(Data extracted from a collection)
· · · · ·
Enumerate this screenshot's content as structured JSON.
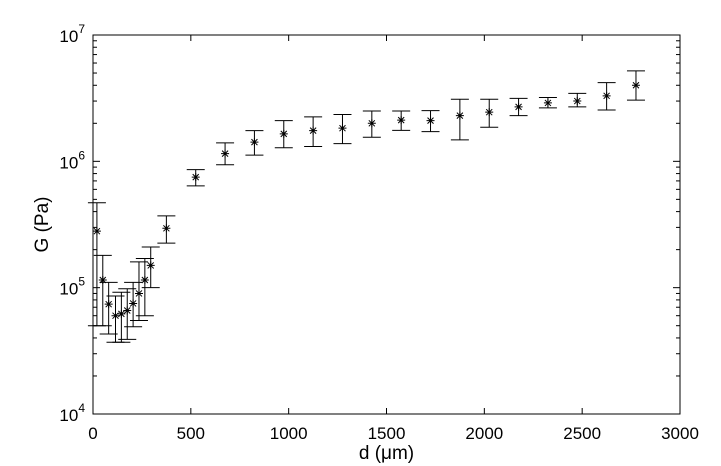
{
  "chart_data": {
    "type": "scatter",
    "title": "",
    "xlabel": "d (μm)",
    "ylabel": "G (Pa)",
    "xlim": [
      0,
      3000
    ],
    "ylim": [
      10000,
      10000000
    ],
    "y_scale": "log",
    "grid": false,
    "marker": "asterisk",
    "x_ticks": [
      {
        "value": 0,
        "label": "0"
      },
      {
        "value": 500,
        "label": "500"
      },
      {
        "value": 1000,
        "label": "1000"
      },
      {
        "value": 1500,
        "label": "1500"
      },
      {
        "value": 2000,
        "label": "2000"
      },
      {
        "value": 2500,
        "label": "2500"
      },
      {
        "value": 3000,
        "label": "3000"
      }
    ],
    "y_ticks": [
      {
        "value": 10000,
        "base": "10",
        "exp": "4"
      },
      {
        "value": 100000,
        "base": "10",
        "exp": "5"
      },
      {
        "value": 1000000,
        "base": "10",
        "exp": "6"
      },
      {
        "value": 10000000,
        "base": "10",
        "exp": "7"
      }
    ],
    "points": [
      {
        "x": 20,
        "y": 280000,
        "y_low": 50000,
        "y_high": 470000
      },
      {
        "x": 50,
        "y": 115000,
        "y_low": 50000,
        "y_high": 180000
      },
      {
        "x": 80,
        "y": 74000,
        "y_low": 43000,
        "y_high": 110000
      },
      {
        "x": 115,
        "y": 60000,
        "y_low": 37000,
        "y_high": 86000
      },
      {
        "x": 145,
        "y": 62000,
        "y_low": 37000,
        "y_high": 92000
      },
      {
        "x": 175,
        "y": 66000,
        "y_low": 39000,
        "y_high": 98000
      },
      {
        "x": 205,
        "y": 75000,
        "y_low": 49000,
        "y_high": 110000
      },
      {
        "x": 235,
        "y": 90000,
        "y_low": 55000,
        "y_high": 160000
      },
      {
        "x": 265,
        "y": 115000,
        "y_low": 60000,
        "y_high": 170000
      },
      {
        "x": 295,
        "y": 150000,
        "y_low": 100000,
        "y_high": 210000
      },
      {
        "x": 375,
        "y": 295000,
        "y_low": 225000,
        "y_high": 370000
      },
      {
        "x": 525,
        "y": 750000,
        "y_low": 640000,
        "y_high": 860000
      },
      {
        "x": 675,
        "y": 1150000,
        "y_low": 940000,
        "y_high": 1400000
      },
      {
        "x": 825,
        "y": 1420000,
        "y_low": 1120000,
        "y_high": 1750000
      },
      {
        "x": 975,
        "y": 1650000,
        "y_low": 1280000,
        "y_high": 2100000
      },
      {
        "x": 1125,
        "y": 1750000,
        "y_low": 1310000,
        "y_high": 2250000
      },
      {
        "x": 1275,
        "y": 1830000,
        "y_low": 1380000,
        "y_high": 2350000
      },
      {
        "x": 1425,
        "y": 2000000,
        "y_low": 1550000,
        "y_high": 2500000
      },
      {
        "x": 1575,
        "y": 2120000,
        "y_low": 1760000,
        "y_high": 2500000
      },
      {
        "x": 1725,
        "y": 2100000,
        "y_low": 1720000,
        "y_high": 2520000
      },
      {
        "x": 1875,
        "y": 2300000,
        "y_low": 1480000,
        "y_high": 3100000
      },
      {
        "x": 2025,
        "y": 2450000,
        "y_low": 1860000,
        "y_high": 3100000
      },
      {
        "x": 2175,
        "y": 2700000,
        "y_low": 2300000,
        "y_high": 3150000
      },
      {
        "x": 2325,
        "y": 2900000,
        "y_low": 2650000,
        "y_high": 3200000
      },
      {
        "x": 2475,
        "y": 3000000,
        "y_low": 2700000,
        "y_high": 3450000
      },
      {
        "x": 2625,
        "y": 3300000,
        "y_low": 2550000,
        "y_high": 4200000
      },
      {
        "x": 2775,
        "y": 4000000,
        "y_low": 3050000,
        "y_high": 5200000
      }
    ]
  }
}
· · · · ·
▶ **TASK REQUIREMENTS**:
Without the pictures, print the records in full, exactly as they appear.

▶ **SOLUTION TO THIS TASK**:
Enumerate this screenshot's content as structured JSON.
{
  "chart_data": {
    "type": "scatter",
    "title": "",
    "xlabel": "d (μm)",
    "ylabel": "G (Pa)",
    "xlim": [
      0,
      3000
    ],
    "ylim": [
      10000,
      10000000
    ],
    "y_scale": "log",
    "grid": false,
    "marker": "asterisk",
    "x_ticks": [
      {
        "value": 0,
        "label": "0"
      },
      {
        "value": 500,
        "label": "500"
      },
      {
        "value": 1000,
        "label": "1000"
      },
      {
        "value": 1500,
        "label": "1500"
      },
      {
        "value": 2000,
        "label": "2000"
      },
      {
        "value": 2500,
        "label": "2500"
      },
      {
        "value": 3000,
        "label": "3000"
      }
    ],
    "y_ticks": [
      {
        "value": 10000,
        "base": "10",
        "exp": "4"
      },
      {
        "value": 100000,
        "base": "10",
        "exp": "5"
      },
      {
        "value": 1000000,
        "base": "10",
        "exp": "6"
      },
      {
        "value": 10000000,
        "base": "10",
        "exp": "7"
      }
    ],
    "points": [
      {
        "x": 20,
        "y": 280000,
        "y_low": 50000,
        "y_high": 470000
      },
      {
        "x": 50,
        "y": 115000,
        "y_low": 50000,
        "y_high": 180000
      },
      {
        "x": 80,
        "y": 74000,
        "y_low": 43000,
        "y_high": 110000
      },
      {
        "x": 115,
        "y": 60000,
        "y_low": 37000,
        "y_high": 86000
      },
      {
        "x": 145,
        "y": 62000,
        "y_low": 37000,
        "y_high": 92000
      },
      {
        "x": 175,
        "y": 66000,
        "y_low": 39000,
        "y_high": 98000
      },
      {
        "x": 205,
        "y": 75000,
        "y_low": 49000,
        "y_high": 110000
      },
      {
        "x": 235,
        "y": 90000,
        "y_low": 55000,
        "y_high": 160000
      },
      {
        "x": 265,
        "y": 115000,
        "y_low": 60000,
        "y_high": 170000
      },
      {
        "x": 295,
        "y": 150000,
        "y_low": 100000,
        "y_high": 210000
      },
      {
        "x": 375,
        "y": 295000,
        "y_low": 225000,
        "y_high": 370000
      },
      {
        "x": 525,
        "y": 750000,
        "y_low": 640000,
        "y_high": 860000
      },
      {
        "x": 675,
        "y": 1150000,
        "y_low": 940000,
        "y_high": 1400000
      },
      {
        "x": 825,
        "y": 1420000,
        "y_low": 1120000,
        "y_high": 1750000
      },
      {
        "x": 975,
        "y": 1650000,
        "y_low": 1280000,
        "y_high": 2100000
      },
      {
        "x": 1125,
        "y": 1750000,
        "y_low": 1310000,
        "y_high": 2250000
      },
      {
        "x": 1275,
        "y": 1830000,
        "y_low": 1380000,
        "y_high": 2350000
      },
      {
        "x": 1425,
        "y": 2000000,
        "y_low": 1550000,
        "y_high": 2500000
      },
      {
        "x": 1575,
        "y": 2120000,
        "y_low": 1760000,
        "y_high": 2500000
      },
      {
        "x": 1725,
        "y": 2100000,
        "y_low": 1720000,
        "y_high": 2520000
      },
      {
        "x": 1875,
        "y": 2300000,
        "y_low": 1480000,
        "y_high": 3100000
      },
      {
        "x": 2025,
        "y": 2450000,
        "y_low": 1860000,
        "y_high": 3100000
      },
      {
        "x": 2175,
        "y": 2700000,
        "y_low": 2300000,
        "y_high": 3150000
      },
      {
        "x": 2325,
        "y": 2900000,
        "y_low": 2650000,
        "y_high": 3200000
      },
      {
        "x": 2475,
        "y": 3000000,
        "y_low": 2700000,
        "y_high": 3450000
      },
      {
        "x": 2625,
        "y": 3300000,
        "y_low": 2550000,
        "y_high": 4200000
      },
      {
        "x": 2775,
        "y": 4000000,
        "y_low": 3050000,
        "y_high": 5200000
      }
    ]
  }
}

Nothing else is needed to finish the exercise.